## BEGIN Materials provided
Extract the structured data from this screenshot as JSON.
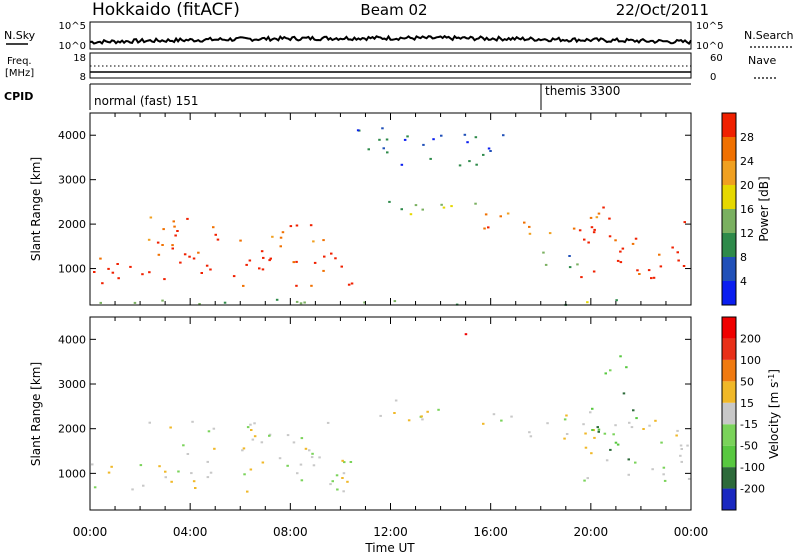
{
  "header": {
    "radar": "Hokkaido (fitACF)",
    "beam": "Beam 02",
    "date": "22/Oct/2011"
  },
  "summary": {
    "nsky_label": "N.Sky",
    "nsky_ticks": [
      "10^5",
      "10^0"
    ],
    "nsearch_label": "N.Search",
    "nsearch_ticks": [
      "10^5",
      "10^0"
    ],
    "freq_label_1": "Freq.",
    "freq_label_2": "[MHz]",
    "freq_ticks": [
      "18",
      "8"
    ],
    "nave_label": "Nave",
    "nave_ticks": [
      "60",
      "0"
    ],
    "cpid_label": "CPID",
    "cpid_segments": [
      {
        "label": "normal (fast) 151",
        "start_hour": 0
      },
      {
        "label": "themis 3300",
        "start_hour": 18.0
      }
    ]
  },
  "axes": {
    "ylabel": "Slant Range [km]",
    "yticks": [
      "4000",
      "3000",
      "2000",
      "1000"
    ],
    "xticks": [
      "00:00",
      "04:00",
      "08:00",
      "12:00",
      "16:00",
      "20:00",
      "00:00"
    ],
    "xlabel": "Time UT"
  },
  "chart_data": [
    {
      "type": "heatmap",
      "name": "power",
      "x_range_hours": [
        0,
        24
      ],
      "y_range_km": [
        180,
        4500
      ],
      "colorbar_label": "Power [dB]",
      "colorbar_ticks": [
        "28",
        "24",
        "20",
        "16",
        "12",
        "8",
        "4"
      ],
      "colors": [
        "#0a1ef0",
        "#2050b8",
        "#2e8a4a",
        "#7ab060",
        "#e6d800",
        "#f0a020",
        "#f07000",
        "#f02000"
      ],
      "regions": [
        {
          "t0": 0.0,
          "t1": 10.5,
          "r0": 600,
          "r1": 1500,
          "level": 7
        },
        {
          "t0": 2.0,
          "t1": 9.5,
          "r0": 1500,
          "r1": 2200,
          "level": 6
        },
        {
          "t0": 11.5,
          "t1": 15.5,
          "r0": 2200,
          "r1": 2700,
          "level": 3
        },
        {
          "t0": 15.5,
          "t1": 20.5,
          "r0": 1800,
          "r1": 2400,
          "level": 6
        },
        {
          "t0": 19.5,
          "t1": 24.0,
          "r0": 800,
          "r1": 2200,
          "level": 7
        },
        {
          "t0": 17.5,
          "t1": 19.5,
          "r0": 1000,
          "r1": 1500,
          "level": 2
        },
        {
          "t0": 10.5,
          "t1": 16.5,
          "r0": 3300,
          "r1": 4200,
          "level": 1
        },
        {
          "t0": 0.0,
          "t1": 24.0,
          "r0": 180,
          "r1": 320,
          "level": 3
        }
      ]
    },
    {
      "type": "heatmap",
      "name": "velocity",
      "x_range_hours": [
        0,
        24
      ],
      "y_range_km": [
        180,
        4500
      ],
      "colorbar_label": "Velocity [m s^-1]",
      "colorbar_ticks": [
        "200",
        "100",
        "50",
        "15",
        "-15",
        "-50",
        "-100",
        "-200"
      ],
      "colors": [
        "#1a28c0",
        "#2d6a3a",
        "#58c840",
        "#7ad35a",
        "#c8c8c8",
        "#f0b828",
        "#f07a10",
        "#e83018",
        "#f00000"
      ],
      "regions": [
        {
          "t0": 0.0,
          "t1": 10.5,
          "r0": 600,
          "r1": 1500,
          "level": 4
        },
        {
          "t0": 2.0,
          "t1": 9.5,
          "r0": 1500,
          "r1": 2200,
          "level": 4
        },
        {
          "t0": 11.5,
          "t1": 15.5,
          "r0": 2200,
          "r1": 2700,
          "level": 4
        },
        {
          "t0": 15.5,
          "t1": 20.5,
          "r0": 1800,
          "r1": 2400,
          "level": 4
        },
        {
          "t0": 19.5,
          "t1": 24.0,
          "r0": 800,
          "r1": 2200,
          "level": 4
        },
        {
          "t0": 20.0,
          "t1": 22.0,
          "r0": 1200,
          "r1": 2500,
          "level": 2
        },
        {
          "t0": 20.5,
          "t1": 21.5,
          "r0": 2800,
          "r1": 3800,
          "level": 2
        },
        {
          "t0": 14.5,
          "t1": 15.2,
          "r0": 3800,
          "r1": 4200,
          "level": 8
        }
      ]
    }
  ]
}
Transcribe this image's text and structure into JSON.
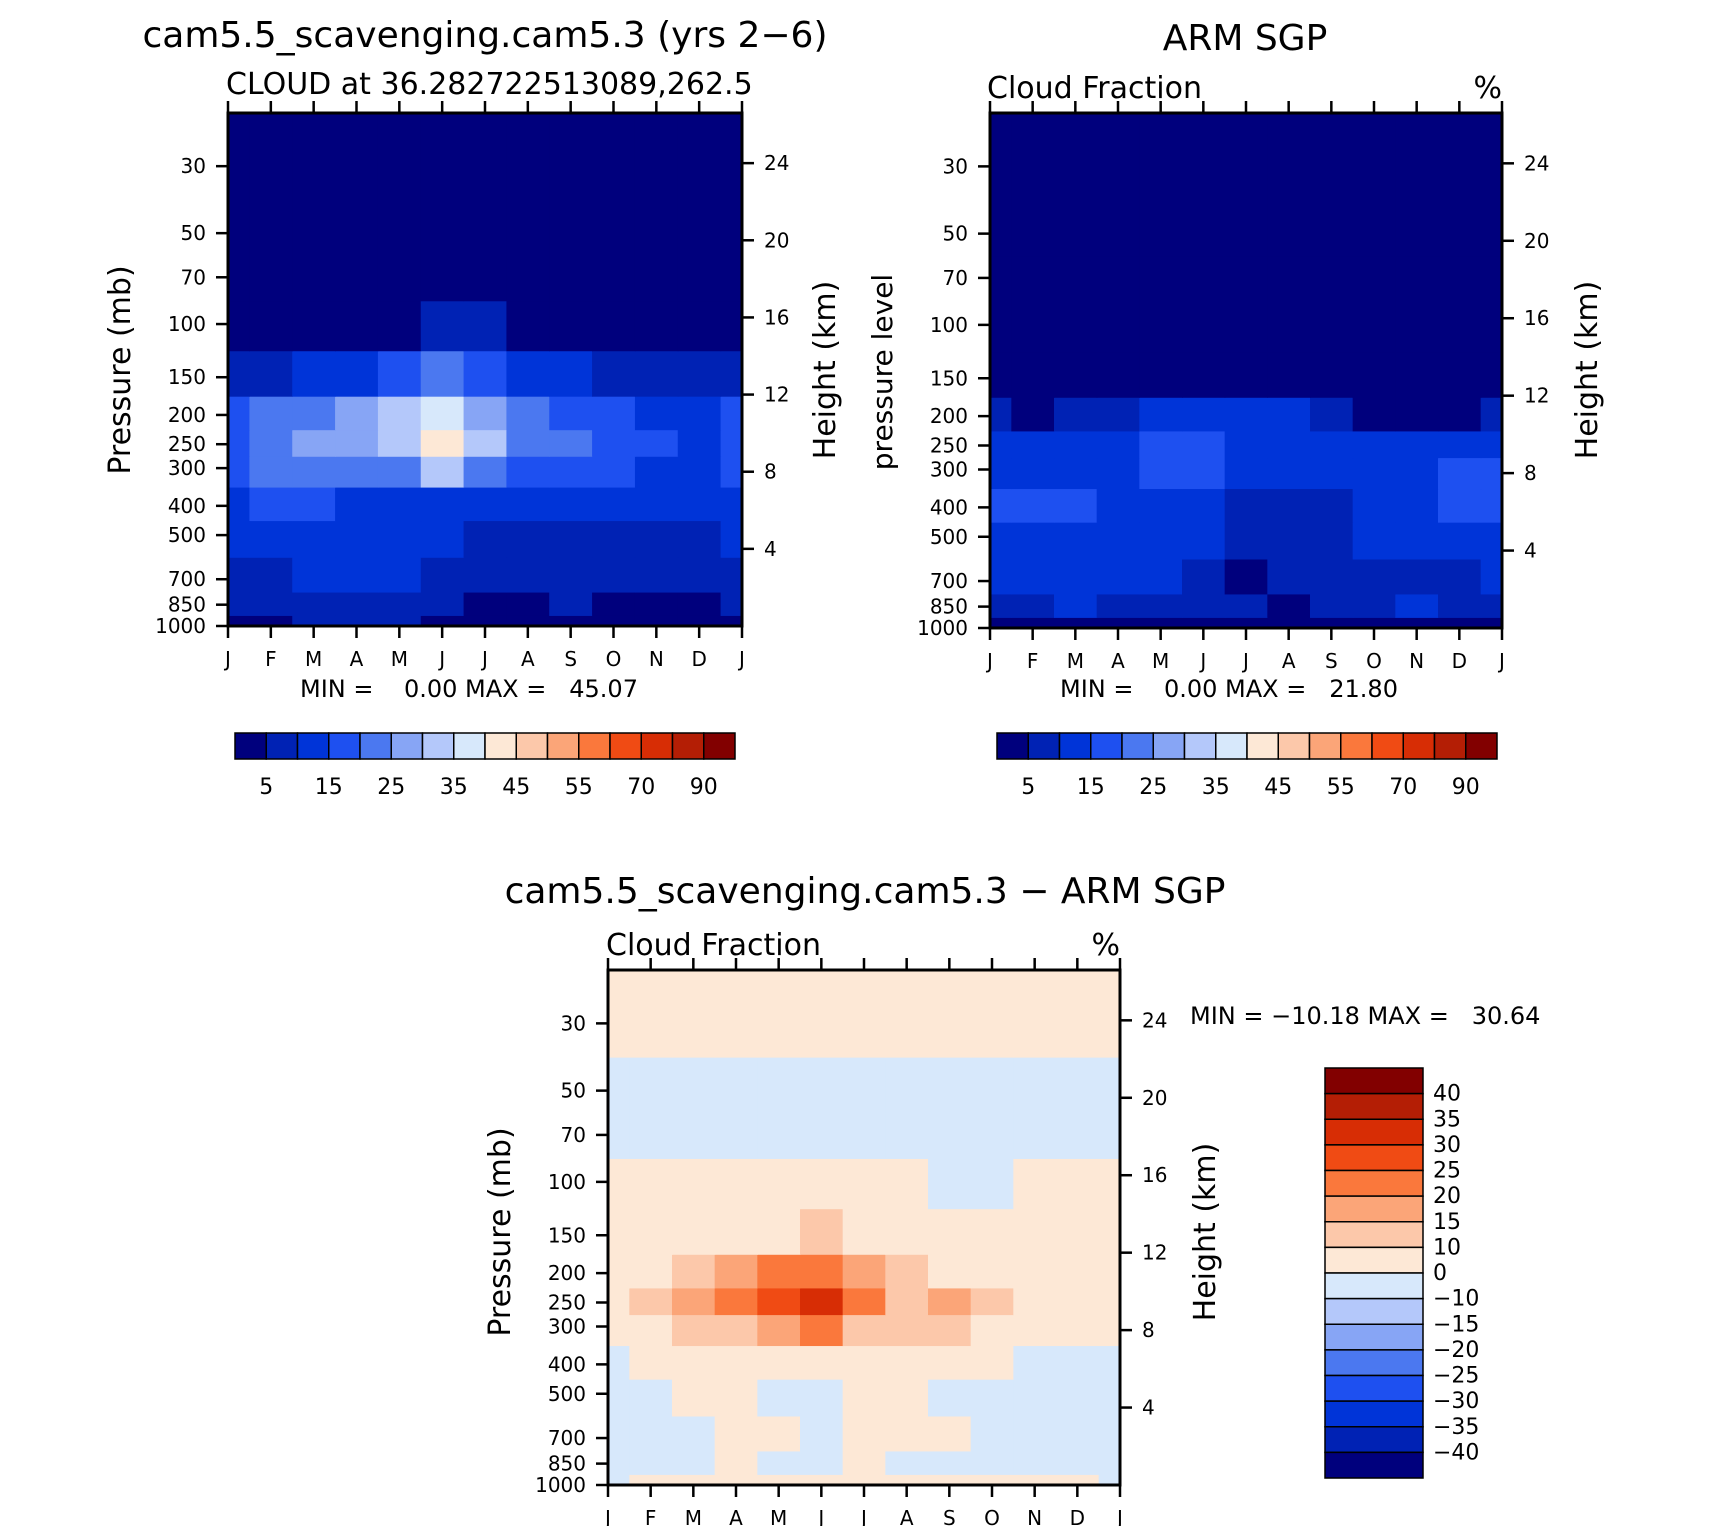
{
  "months": [
    "J",
    "F",
    "M",
    "A",
    "M",
    "J",
    "J",
    "A",
    "S",
    "O",
    "N",
    "D",
    "J"
  ],
  "pressure_levels": [
    30,
    50,
    70,
    100,
    150,
    200,
    250,
    300,
    400,
    500,
    700,
    850,
    1000
  ],
  "height_levels": [
    24,
    20,
    16,
    12,
    8,
    4
  ],
  "panels": {
    "model": {
      "header": "cam5.5_scavenging.cam5.3 (yrs 2−6)",
      "title": "CLOUD at 36.282722513089,262.5",
      "units": "",
      "ylabel": "Pressure (mb)",
      "ylabel_right": "Height (km)",
      "min_max": "MIN =    0.00 MAX =   45.07"
    },
    "obs": {
      "header": "ARM SGP",
      "title": "Cloud Fraction",
      "units": "%",
      "ylabel": "pressure level",
      "ylabel_right": "Height (km)",
      "min_max": "MIN =    0.00 MAX =   21.80"
    },
    "diff": {
      "header": "cam5.5_scavenging.cam5.3 − ARM SGP",
      "title": "Cloud Fraction",
      "units": "%",
      "ylabel": "Pressure (mb)",
      "ylabel_right": "Height (km)",
      "min_max": "MIN = −10.18 MAX =   30.64"
    }
  },
  "colorbar_abs": {
    "colors": [
      "#00007d",
      "#0022b4",
      "#0034d8",
      "#1e50f0",
      "#4b78f0",
      "#87a5f5",
      "#b4c8fa",
      "#d7e8fb",
      "#fde8d6",
      "#fcc8aa",
      "#fba578",
      "#fa783c",
      "#f04b14",
      "#d72d05",
      "#b41e05",
      "#820000"
    ],
    "labels": [
      "5",
      "15",
      "25",
      "35",
      "45",
      "55",
      "70",
      "90"
    ]
  },
  "colorbar_diff": {
    "colors": [
      "#820000",
      "#b41e05",
      "#d72d05",
      "#f04b14",
      "#fa783c",
      "#fba578",
      "#fcc8aa",
      "#fde8d6",
      "#d7e8fb",
      "#b4c8fa",
      "#87a5f5",
      "#4b78f0",
      "#1e50f0",
      "#0034d8",
      "#0022b4",
      "#00007d"
    ],
    "labels": [
      "40",
      "35",
      "30",
      "25",
      "20",
      "15",
      "10",
      "0",
      "−10",
      "−15",
      "−20",
      "−25",
      "−30",
      "−35",
      "−40"
    ]
  },
  "chart_data": [
    {
      "type": "heatmap",
      "title": "CLOUD at 36.282722513089,262.5",
      "xlabel": "",
      "ylabel": "Pressure (mb)",
      "x": [
        "J",
        "F",
        "M",
        "A",
        "M",
        "J",
        "J",
        "A",
        "S",
        "O",
        "N",
        "D",
        "J"
      ],
      "y": [
        1000,
        850,
        700,
        500,
        400,
        300,
        250,
        200,
        150,
        100,
        70,
        50,
        30
      ],
      "y_scale": "log",
      "ylim": [
        1000,
        20
      ],
      "z_min": 0.0,
      "z_max": 45.07,
      "values": [
        [
          3,
          3,
          7,
          7,
          7,
          3,
          3,
          3,
          3,
          3,
          4,
          4,
          3
        ],
        [
          6,
          6,
          9,
          9,
          9,
          6,
          2,
          3,
          5,
          4,
          4,
          4,
          6
        ],
        [
          9,
          9,
          12,
          12,
          12,
          9,
          5,
          6,
          8,
          6,
          6,
          6,
          9
        ],
        [
          12,
          12,
          12,
          12,
          12,
          12,
          9,
          8,
          8,
          8,
          8,
          8,
          12
        ],
        [
          14,
          16,
          16,
          14,
          14,
          14,
          12,
          11,
          11,
          11,
          10,
          10,
          14
        ],
        [
          17,
          22,
          24,
          21,
          24,
          30,
          24,
          18,
          17,
          16,
          14,
          13,
          17
        ],
        [
          17,
          24,
          28,
          28,
          34,
          44,
          30,
          24,
          21,
          19,
          15,
          13,
          17
        ],
        [
          15,
          20,
          23,
          26,
          33,
          38,
          28,
          20,
          17,
          16,
          13,
          12,
          15
        ],
        [
          6,
          8,
          10,
          12,
          16,
          20,
          16,
          12,
          10,
          8,
          7,
          6,
          6
        ],
        [
          2,
          2,
          3,
          3,
          4,
          6,
          5,
          3,
          2,
          2,
          2,
          2,
          2
        ],
        [
          1,
          1,
          1,
          1,
          1,
          1,
          1,
          1,
          1,
          1,
          1,
          1,
          1
        ],
        [
          0,
          0,
          0,
          0,
          0,
          0,
          0,
          0,
          0,
          0,
          0,
          0,
          0
        ],
        [
          0,
          0,
          0,
          0,
          0,
          0,
          0,
          0,
          0,
          0,
          0,
          0,
          0
        ]
      ]
    },
    {
      "type": "heatmap",
      "title": "Cloud Fraction",
      "xlabel": "",
      "ylabel": "pressure level",
      "x": [
        "J",
        "F",
        "M",
        "A",
        "M",
        "J",
        "J",
        "A",
        "S",
        "O",
        "N",
        "D",
        "J"
      ],
      "y": [
        1000,
        850,
        700,
        500,
        400,
        300,
        250,
        200,
        150,
        100,
        70,
        50,
        30
      ],
      "y_scale": "log",
      "ylim": [
        1000,
        20
      ],
      "z_min": 0.0,
      "z_max": 21.8,
      "values": [
        [
          2,
          2,
          2,
          2,
          2,
          2,
          2,
          2,
          2,
          2,
          2,
          2,
          2
        ],
        [
          7,
          9,
          12,
          9,
          9,
          9,
          6,
          4,
          7,
          9,
          13,
          9,
          8
        ],
        [
          12,
          12,
          11,
          11,
          11,
          9,
          4,
          6,
          8,
          9,
          9,
          9,
          12
        ],
        [
          14,
          14,
          13,
          13,
          13,
          10,
          8,
          8,
          8,
          12,
          13,
          12,
          14
        ],
        [
          18,
          16,
          15,
          13,
          13,
          11,
          8,
          8,
          8,
          13,
          14,
          15,
          17
        ],
        [
          14,
          13,
          14,
          14,
          16,
          15,
          10,
          11,
          10,
          13,
          14,
          15,
          18
        ],
        [
          12,
          12,
          13,
          14,
          15,
          15,
          13,
          13,
          11,
          11,
          12,
          13,
          14
        ],
        [
          6,
          4,
          6,
          8,
          10,
          12,
          12,
          10,
          8,
          4,
          4,
          4,
          5
        ],
        [
          3,
          2,
          3,
          3,
          4,
          4,
          4,
          3,
          3,
          2,
          2,
          2,
          2
        ],
        [
          1,
          1,
          1,
          1,
          1,
          1,
          1,
          1,
          1,
          1,
          1,
          1,
          1
        ],
        [
          0,
          0,
          0,
          0,
          0,
          0,
          0,
          0,
          0,
          0,
          0,
          0,
          0
        ],
        [
          0,
          0,
          0,
          0,
          0,
          0,
          0,
          0,
          0,
          0,
          0,
          0,
          0
        ],
        [
          0,
          0,
          0,
          0,
          0,
          0,
          0,
          0,
          0,
          0,
          0,
          0,
          0
        ]
      ]
    },
    {
      "type": "heatmap",
      "title": "Cloud Fraction",
      "xlabel": "",
      "ylabel": "Pressure (mb)",
      "x": [
        "J",
        "F",
        "M",
        "A",
        "M",
        "J",
        "J",
        "A",
        "S",
        "O",
        "N",
        "D",
        "J"
      ],
      "y": [
        1000,
        850,
        700,
        500,
        400,
        300,
        250,
        200,
        150,
        100,
        70,
        50,
        30
      ],
      "y_scale": "log",
      "ylim": [
        1000,
        20
      ],
      "z_min": -10.18,
      "z_max": 30.64,
      "values": [
        [
          -2,
          2,
          2,
          2,
          2,
          2,
          2,
          2,
          2,
          2,
          2,
          2,
          -2
        ],
        [
          -3,
          -3,
          -3,
          2,
          -3,
          -3,
          3,
          -3,
          -3,
          -3,
          -3,
          -3,
          -3
        ],
        [
          -3,
          -3,
          -3,
          3,
          3,
          -2,
          2,
          3,
          3,
          -3,
          -3,
          -3,
          -3
        ],
        [
          -3,
          -2,
          3,
          3,
          -2,
          -2,
          3,
          3,
          -2,
          -3,
          -3,
          -3,
          -3
        ],
        [
          -3,
          3,
          5,
          5,
          5,
          6,
          5,
          5,
          5,
          3,
          -2,
          -3,
          -3
        ],
        [
          2,
          8,
          12,
          14,
          18,
          20,
          14,
          10,
          12,
          6,
          3,
          2,
          2
        ],
        [
          3,
          14,
          18,
          22,
          26,
          30,
          20,
          12,
          16,
          11,
          4,
          3,
          3
        ],
        [
          2,
          6,
          12,
          16,
          20,
          24,
          16,
          10,
          8,
          6,
          3,
          2,
          2
        ],
        [
          1,
          2,
          3,
          6,
          8,
          10,
          6,
          3,
          2,
          2,
          1,
          1,
          1
        ],
        [
          1,
          1,
          1,
          1,
          1,
          1,
          1,
          1,
          -2,
          -2,
          1,
          1,
          1
        ],
        [
          -2,
          -2,
          -2,
          -2,
          -2,
          -2,
          -2,
          -2,
          -2,
          -2,
          -2,
          -2,
          -2
        ],
        [
          -2,
          -2,
          -2,
          -2,
          -2,
          -2,
          -2,
          -2,
          -2,
          -2,
          -2,
          -2,
          -2
        ],
        [
          2,
          2,
          2,
          2,
          2,
          2,
          2,
          2,
          2,
          2,
          2,
          2,
          2
        ]
      ]
    }
  ]
}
## END Materials provided
Count up every line above that has the word "this" in it; answer with the number alone.

2